▸ The request
The records that follow are to be repeated without alteration.

● ● ● ● ● ● ●

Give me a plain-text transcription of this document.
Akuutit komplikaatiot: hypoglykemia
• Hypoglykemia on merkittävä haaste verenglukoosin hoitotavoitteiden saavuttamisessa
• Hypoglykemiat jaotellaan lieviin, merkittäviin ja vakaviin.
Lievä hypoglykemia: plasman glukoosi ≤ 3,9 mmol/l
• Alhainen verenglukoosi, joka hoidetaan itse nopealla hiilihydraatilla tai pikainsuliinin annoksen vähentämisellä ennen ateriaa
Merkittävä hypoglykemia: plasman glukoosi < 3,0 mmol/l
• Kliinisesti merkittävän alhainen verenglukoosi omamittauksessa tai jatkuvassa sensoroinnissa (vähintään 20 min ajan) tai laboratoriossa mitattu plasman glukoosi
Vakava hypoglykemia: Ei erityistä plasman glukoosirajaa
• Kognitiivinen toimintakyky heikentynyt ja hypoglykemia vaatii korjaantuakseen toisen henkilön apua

● ● ● ● ● ● ●

▸ Finished answer
Give me a plain-text transcription of this document.
Akuutit komplikaatiot: hypoglykemia
• Hypoglykemia on merkittävä haaste verenglukoosin hoitotavoitteiden saavuttamisessa
• Hypoglykemiat jaotellaan lieviin, merkittäviin ja vakaviin.
Lievä hypoglykemia: plasman glukoosi ≤ 3,9 mmol/l
• Alhainen verenglukoosi, joka hoidetaan itse nopealla hiilihydraatilla tai pikainsuliinin annoksen vähentämisellä ennen ateriaa
Merkittävä hypoglykemia: plasman glukoosi < 3,0 mmol/l
• Kliinisesti merkittävän alhainen verenglukoosi omamittauksessa tai jatkuvassa sensoroinnissa (vähintään 20 min ajan) tai laboratoriossa mitattu plasman glukoosi
Vakava hypoglykemia: Ei erityistä plasman glukoosirajaa
• Kognitiivinen toimintakyky heikentynyt ja hypoglykemia vaatii korjaantuakseen toisen henkilön apua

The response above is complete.